[Exercise description]: Every line below should be copied exactly; drop the pictures.

[Records supplied]:
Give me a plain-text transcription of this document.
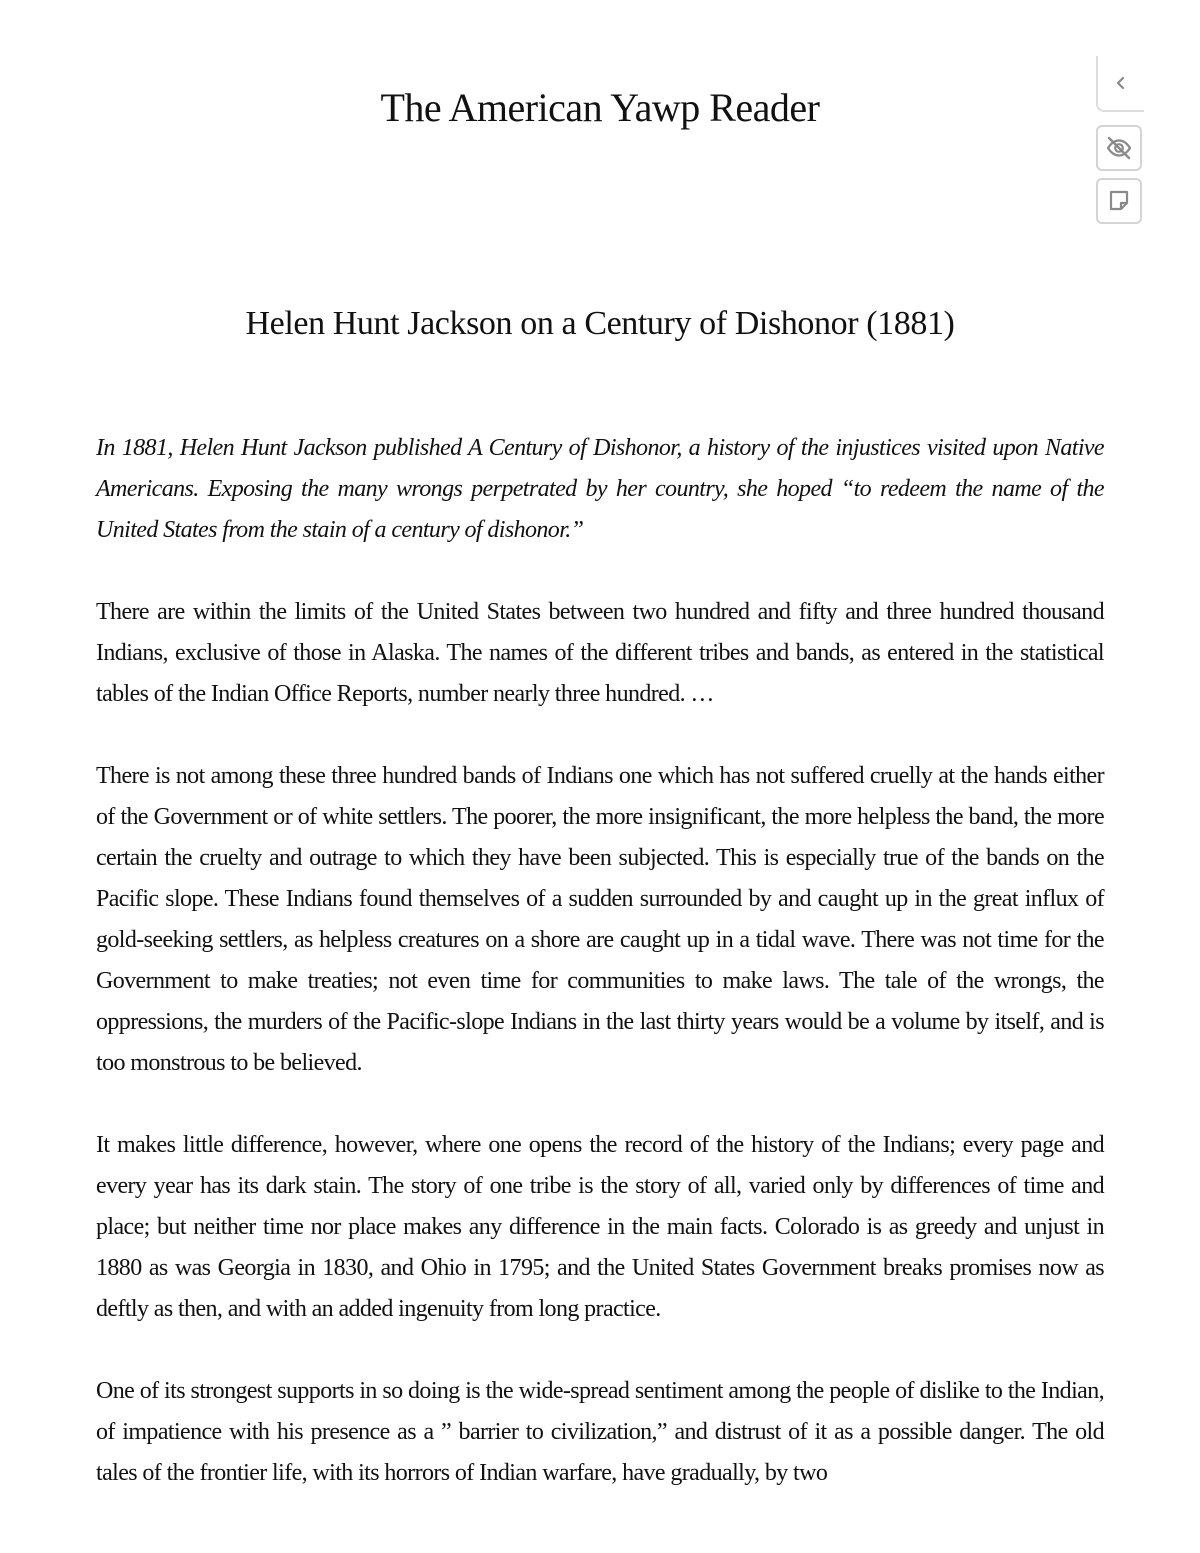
The American Yawp Reader
Helen Hunt Jackson on a Century of Dishonor (1881)

In 1881, Helen Hunt Jackson published A Century of Dishonor, a history of the injustices visited upon Native Americans. Exposing the many wrongs perpetrated by her country, she hoped “to redeem the name of the United States from the stain of a century of dishonor.”

There are within the limits of the United States between two hundred and fifty and three hundred thousand Indians, exclusive of those in Alaska. The names of the different tribes and bands, as entered in the statistical tables of the Indian Office Reports, number nearly three hundred. …

There is not among these three hundred bands of Indians one which has not suffered cruelly at the hands either of the Government or of white settlers. The poorer, the more insignificant, the more helpless the band, the more certain the cruelty and outrage to which they have been subjected. This is especially true of the bands on the Pacific slope. These Indians found themselves of a sudden surrounded by and caught up in the great influx of gold-seeking settlers, as helpless creatures on a shore are caught up in a tidal wave. There was not time for the Government to make treaties; not even time for communities to make laws. The tale of the wrongs, the oppressions, the murders of the Pacific-slope Indians in the last thirty years would be a volume by itself, and is too monstrous to be believed.

It makes little difference, however, where one opens the record of the history of the Indians; every page and every year has its dark stain. The story of one tribe is the story of all, varied only by differences of time and place; but neither time nor place makes any difference in the main facts. Colorado is as greedy and unjust in 1880 as was Georgia in 1830, and Ohio in 1795; and the United States Government breaks promises now as deftly as then, and with an added ingenuity from long practice.

One of its strongest supports in so doing is the wide-spread sentiment among the people of dislike to the Indian, of impatience with his presence as a ” barrier to civilization,” and distrust of it as a possible danger. The old tales of the frontier life, with its horrors of Indian warfare, have gradually, by two
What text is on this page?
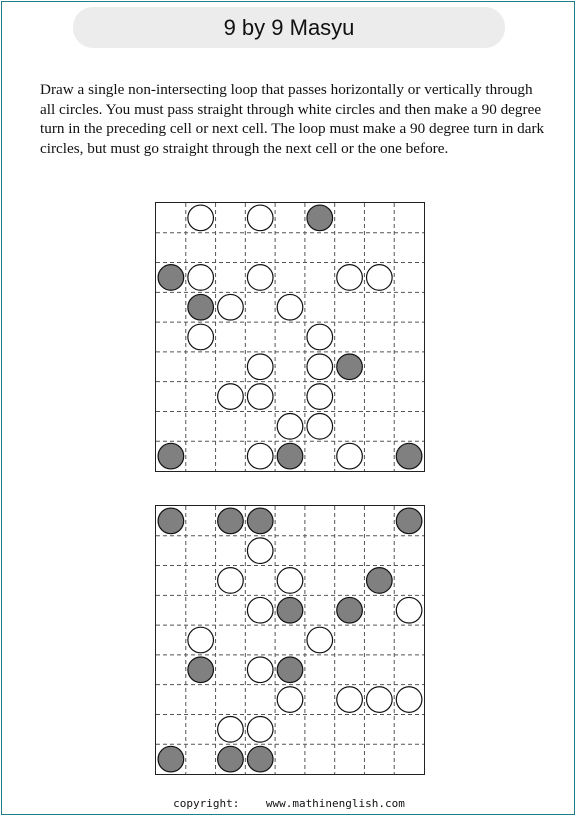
9 by 9 Masyu

Draw a single non-intersecting loop that passes horizontally or vertically through all circles. You must pass straight through white circles and then make a 90 degree turn in the preceding cell or next cell. The loop must make a 90 degree turn in dark circles, but must go straight through the next cell or the one before.

copyright: www.mathinenglish.com
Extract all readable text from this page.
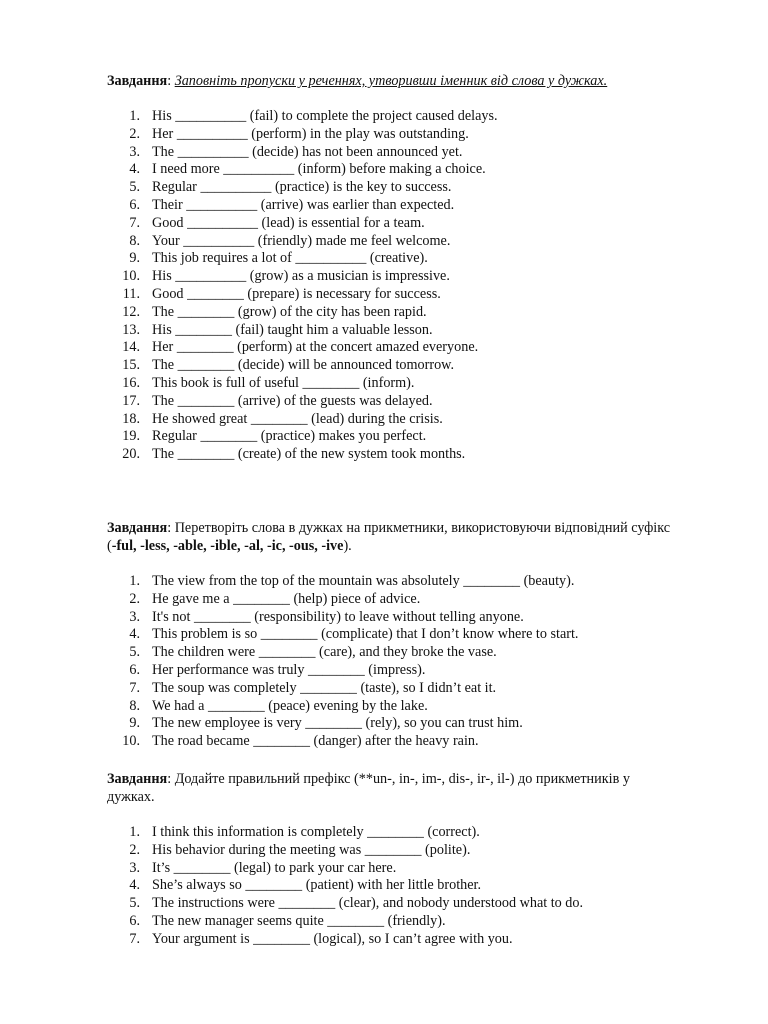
Завдання: Заповніть пропуски у реченнях, утворивши іменник від слова у дужках.

1. His __________ (fail) to complete the project caused delays.
2. Her __________ (perform) in the play was outstanding.
3. The __________ (decide) has not been announced yet.
4. I need more __________ (inform) before making a choice.
5. Regular __________ (practice) is the key to success.
6. Their __________ (arrive) was earlier than expected.
7. Good __________ (lead) is essential for a team.
8. Your __________ (friendly) made me feel welcome.
9. This job requires a lot of __________ (creative).
10. His __________ (grow) as a musician is impressive.
11. Good ________ (prepare) is necessary for success.
12. The ________ (grow) of the city has been rapid.
13. His ________ (fail) taught him a valuable lesson.
14. Her ________ (perform) at the concert amazed everyone.
15. The ________ (decide) will be announced tomorrow.
16. This book is full of useful ________ (inform).
17. The ________ (arrive) of the guests was delayed.
18. He showed great ________ (lead) during the crisis.
19. Regular ________ (practice) makes you perfect.
20. The ________ (create) of the new system took months.

Завдання: Перетворіть слова в дужках на прикметники, використовуючи відповідний суфікс
(-ful, -less, -able, -ible, -al, -ic, -ous, -ive).

1. The view from the top of the mountain was absolutely ________ (beauty).
2. He gave me a ________ (help) piece of advice.
3. It's not ________ (responsibility) to leave without telling anyone.
4. This problem is so ________ (complicate) that I don’t know where to start.
5. The children were ________ (care), and they broke the vase.
6. Her performance was truly ________ (impress).
7. The soup was completely ________ (taste), so I didn’t eat it.
8. We had a ________ (peace) evening by the lake.
9. The new employee is very ________ (rely), so you can trust him.
10. The road became ________ (danger) after the heavy rain.

Завдання: Додайте правильний префікс (**un-, in-, im-, dis-, ir-, il-) до прикметників у
дужках.

1. I think this information is completely ________ (correct).
2. His behavior during the meeting was ________ (polite).
3. It’s ________ (legal) to park your car here.
4. She’s always so ________ (patient) with her little brother.
5. The instructions were ________ (clear), and nobody understood what to do.
6. The new manager seems quite ________ (friendly).
7. Your argument is ________ (logical), so I can’t agree with you.
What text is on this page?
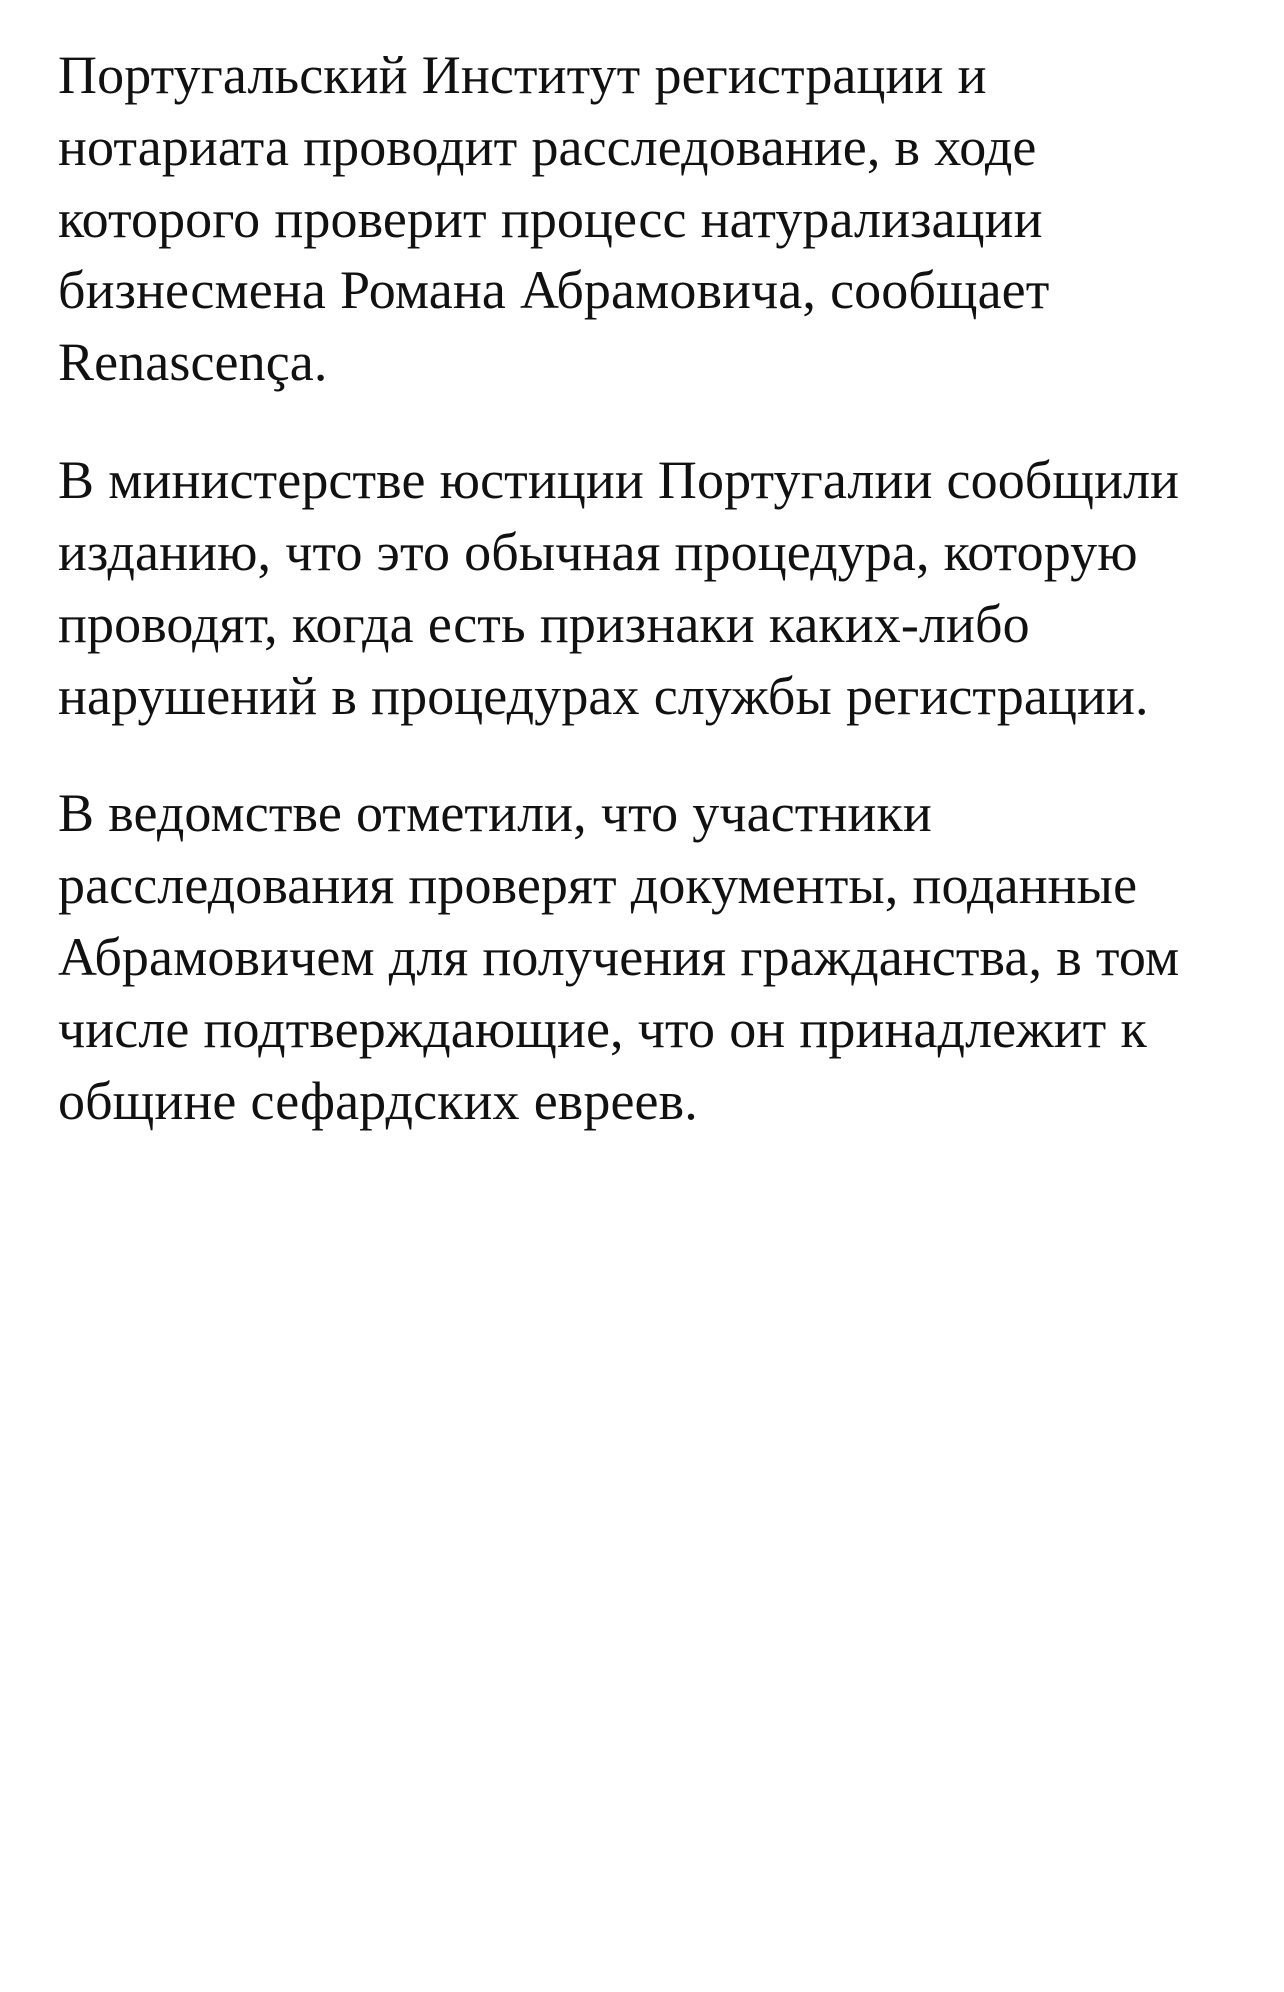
Португальский Институт регистрации и нотариата проводит расследование, в ходе которого проверит процесс натурализации бизнесмена Романа Абрамовича, сообщает Renascença.

В министерстве юстиции Португалии сообщили изданию, что это обычная процедура, которую проводят, когда есть признаки каких-либо нарушений в процедурах службы регистрации.

В ведомстве отметили, что участники расследования проверят документы, поданные Абрамовичем для получения гражданства, в том числе подтверждающие, что он принадлежит к общине сефардских евреев.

[Result of the exercise]:
Give me a plain-text transcription of this document.
The American Yawp Reader
Helen Hunt Jackson on a Century of Dishonor (1881)

In 1881, Helen Hunt Jackson published A Century of Dishonor, a history of the injustices visited upon Native Americans. Exposing the many wrongs perpetrated by her country, she hoped “to redeem the name of the United States from the stain of a century of dishonor.”

There are within the limits of the United States between two hundred and fifty and three hundred thousand Indians, exclusive of those in Alaska. The names of the different tribes and bands, as entered in the statistical tables of the Indian Office Reports, number nearly three hundred. …

There is not among these three hundred bands of Indians one which has not suffered cruelly at the hands either of the Government or of white settlers. The poorer, the more insignificant, the more helpless the band, the more certain the cruelty and outrage to which they have been subjected. This is especially true of the bands on the Pacific slope. These Indians found themselves of a sudden surrounded by and caught up in the great influx of gold-seeking settlers, as helpless creatures on a shore are caught up in a tidal wave. There was not time for the Government to make treaties; not even time for communities to make laws. The tale of the wrongs, the oppressions, the murders of the Pacific-slope Indians in the last thirty years would be a volume by itself, and is too monstrous to be believed.

It makes little difference, however, where one opens the record of the history of the Indians; every page and every year has its dark stain. The story of one tribe is the story of all, varied only by differences of time and place; but neither time nor place makes any difference in the main facts. Colorado is as greedy and unjust in 1880 as was Georgia in 1830, and Ohio in 1795; and the United States Government breaks promises now as deftly as then, and with an added ingenuity from long practice.

One of its strongest supports in so doing is the wide-spread sentiment among the people of dislike to the Indian, of impatience with his presence as a ” barrier to civilization,” and distrust of it as a possible danger. The old tales of the frontier life, with its horrors of Indian warfare, have gradually, by two
What text is on this page?
9 by 9 Masyu

Draw a single non-intersecting loop that passes horizontally or vertically through all circles. You must pass straight through white circles and then make a 90 degree turn in the preceding cell or next cell. The loop must make a 90 degree turn in dark circles, but must go straight through the next cell or the one before.

copyright: www.mathinenglish.com
Extract all readable text from this page.
Завдання: Заповніть пропуски у реченнях, утворивши іменник від слова у дужках.

1. His __________ (fail) to complete the project caused delays.
2. Her __________ (perform) in the play was outstanding.
3. The __________ (decide) has not been announced yet.
4. I need more __________ (inform) before making a choice.
5. Regular __________ (practice) is the key to success.
6. Their __________ (arrive) was earlier than expected.
7. Good __________ (lead) is essential for a team.
8. Your __________ (friendly) made me feel welcome.
9. This job requires a lot of __________ (creative).
10. His __________ (grow) as a musician is impressive.
11. Good ________ (prepare) is necessary for success.
12. The ________ (grow) of the city has been rapid.
13. His ________ (fail) taught him a valuable lesson.
14. Her ________ (perform) at the concert amazed everyone.
15. The ________ (decide) will be announced tomorrow.
16. This book is full of useful ________ (inform).
17. The ________ (arrive) of the guests was delayed.
18. He showed great ________ (lead) during the crisis.
19. Regular ________ (practice) makes you perfect.
20. The ________ (create) of the new system took months.

Завдання: Перетворіть слова в дужках на прикметники, використовуючи відповідний суфікс
(-ful, -less, -able, -ible, -al, -ic, -ous, -ive).

1. The view from the top of the mountain was absolutely ________ (beauty).
2. He gave me a ________ (help) piece of advice.
3. It's not ________ (responsibility) to leave without telling anyone.
4. This problem is so ________ (complicate) that I don’t know where to start.
5. The children were ________ (care), and they broke the vase.
6. Her performance was truly ________ (impress).
7. The soup was completely ________ (taste), so I didn’t eat it.
8. We had a ________ (peace) evening by the lake.
9. The new employee is very ________ (rely), so you can trust him.
10. The road became ________ (danger) after the heavy rain.

Завдання: Додайте правильний префікс (**un-, in-, im-, dis-, ir-, il-) до прикметників у
дужках.

1. I think this information is completely ________ (correct).
2. His behavior during the meeting was ________ (polite).
3. It’s ________ (legal) to park your car here.
4. She’s always so ________ (patient) with her little brother.
5. The instructions were ________ (clear), and nobody understood what to do.
6. The new manager seems quite ________ (friendly).
7. Your argument is ________ (logical), so I can’t agree with you.
What text is on this page?
Португальский Институт регистрации и нотариата проводит расследование, в ходе которого проверит процесс натурализации бизнесмена Романа Абрамовича, сообщает Renascença.

В министерстве юстиции Португалии сообщили изданию, что это обычная процедура, которую проводят, когда есть признаки каких-либо нарушений в процедурах службы регистрации.

В ведомстве отметили, что участники расследования проверят документы, поданные Абрамовичем для получения гражданства, в том числе подтверждающие, что он принадлежит к общине сефардских евреев.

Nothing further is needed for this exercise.